→ Data supplied:
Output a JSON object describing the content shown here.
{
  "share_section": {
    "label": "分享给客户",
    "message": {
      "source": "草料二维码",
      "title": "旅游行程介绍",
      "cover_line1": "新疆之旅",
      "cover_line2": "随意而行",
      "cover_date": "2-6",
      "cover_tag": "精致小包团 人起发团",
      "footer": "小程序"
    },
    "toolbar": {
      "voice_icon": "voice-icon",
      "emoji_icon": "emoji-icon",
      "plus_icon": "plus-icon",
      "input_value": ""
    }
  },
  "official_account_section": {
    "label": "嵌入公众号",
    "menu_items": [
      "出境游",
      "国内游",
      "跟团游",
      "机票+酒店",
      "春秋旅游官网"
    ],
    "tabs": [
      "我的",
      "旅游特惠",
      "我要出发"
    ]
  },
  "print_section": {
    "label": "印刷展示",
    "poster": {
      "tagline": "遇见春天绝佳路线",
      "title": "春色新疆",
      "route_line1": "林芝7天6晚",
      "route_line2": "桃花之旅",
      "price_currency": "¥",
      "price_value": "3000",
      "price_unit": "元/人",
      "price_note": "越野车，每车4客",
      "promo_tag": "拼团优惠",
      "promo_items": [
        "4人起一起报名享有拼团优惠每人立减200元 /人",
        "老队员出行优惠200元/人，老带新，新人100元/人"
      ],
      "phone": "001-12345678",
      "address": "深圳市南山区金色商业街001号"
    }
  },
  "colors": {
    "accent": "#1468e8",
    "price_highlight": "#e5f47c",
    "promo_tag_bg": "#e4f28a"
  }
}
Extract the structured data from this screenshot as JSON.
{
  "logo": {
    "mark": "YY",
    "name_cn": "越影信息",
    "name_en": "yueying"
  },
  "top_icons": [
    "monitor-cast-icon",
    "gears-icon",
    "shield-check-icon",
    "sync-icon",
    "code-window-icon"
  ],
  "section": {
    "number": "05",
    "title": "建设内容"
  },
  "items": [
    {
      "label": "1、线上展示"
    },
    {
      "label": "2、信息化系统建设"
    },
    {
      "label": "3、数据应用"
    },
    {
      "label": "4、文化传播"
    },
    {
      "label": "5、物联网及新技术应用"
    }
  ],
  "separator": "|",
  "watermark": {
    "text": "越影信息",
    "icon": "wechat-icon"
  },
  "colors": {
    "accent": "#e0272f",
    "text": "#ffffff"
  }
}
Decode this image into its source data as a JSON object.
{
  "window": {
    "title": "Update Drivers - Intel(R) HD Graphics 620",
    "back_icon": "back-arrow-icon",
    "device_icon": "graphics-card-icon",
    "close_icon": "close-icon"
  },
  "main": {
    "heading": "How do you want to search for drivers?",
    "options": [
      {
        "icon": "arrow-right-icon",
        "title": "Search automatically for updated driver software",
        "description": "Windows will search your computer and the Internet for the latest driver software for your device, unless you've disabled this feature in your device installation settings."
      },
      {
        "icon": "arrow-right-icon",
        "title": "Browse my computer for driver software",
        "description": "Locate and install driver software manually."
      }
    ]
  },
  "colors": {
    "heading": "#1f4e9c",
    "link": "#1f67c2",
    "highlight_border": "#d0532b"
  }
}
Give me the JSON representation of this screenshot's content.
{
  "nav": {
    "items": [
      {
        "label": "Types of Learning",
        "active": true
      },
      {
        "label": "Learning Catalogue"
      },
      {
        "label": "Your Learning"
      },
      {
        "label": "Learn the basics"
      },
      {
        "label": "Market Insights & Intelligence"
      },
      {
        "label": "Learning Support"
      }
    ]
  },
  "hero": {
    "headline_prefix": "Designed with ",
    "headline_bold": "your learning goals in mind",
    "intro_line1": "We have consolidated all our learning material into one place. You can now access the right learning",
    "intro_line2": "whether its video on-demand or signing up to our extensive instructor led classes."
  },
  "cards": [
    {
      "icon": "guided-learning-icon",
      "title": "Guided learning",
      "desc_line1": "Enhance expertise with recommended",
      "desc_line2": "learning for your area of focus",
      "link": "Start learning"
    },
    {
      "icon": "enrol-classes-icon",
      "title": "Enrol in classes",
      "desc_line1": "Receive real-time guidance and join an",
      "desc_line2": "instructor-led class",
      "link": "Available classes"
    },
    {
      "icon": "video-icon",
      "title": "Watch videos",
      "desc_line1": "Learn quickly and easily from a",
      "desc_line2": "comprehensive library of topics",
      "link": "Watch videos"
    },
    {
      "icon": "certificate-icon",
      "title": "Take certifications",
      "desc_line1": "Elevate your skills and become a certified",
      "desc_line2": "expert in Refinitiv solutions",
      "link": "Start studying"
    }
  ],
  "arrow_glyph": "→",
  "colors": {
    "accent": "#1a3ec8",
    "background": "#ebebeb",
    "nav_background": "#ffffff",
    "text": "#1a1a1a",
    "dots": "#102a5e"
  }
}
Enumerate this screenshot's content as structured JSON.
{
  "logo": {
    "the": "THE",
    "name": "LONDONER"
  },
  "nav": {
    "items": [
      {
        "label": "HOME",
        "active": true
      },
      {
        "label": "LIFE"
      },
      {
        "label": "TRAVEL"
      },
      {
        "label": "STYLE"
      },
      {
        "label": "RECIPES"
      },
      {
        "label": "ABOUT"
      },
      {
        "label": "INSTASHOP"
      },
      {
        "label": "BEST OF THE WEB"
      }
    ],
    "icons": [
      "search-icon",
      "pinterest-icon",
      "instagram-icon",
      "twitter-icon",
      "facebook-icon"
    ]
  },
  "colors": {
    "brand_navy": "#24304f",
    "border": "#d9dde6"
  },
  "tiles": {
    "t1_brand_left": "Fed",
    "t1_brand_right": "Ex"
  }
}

→ Given problem:
In the records above, find each line holding "from" and copy it.

→ Solution to this problem:
Extract the structured data from this screenshot as JSON.
      "desc_line1": "Learn quickly and easily from a",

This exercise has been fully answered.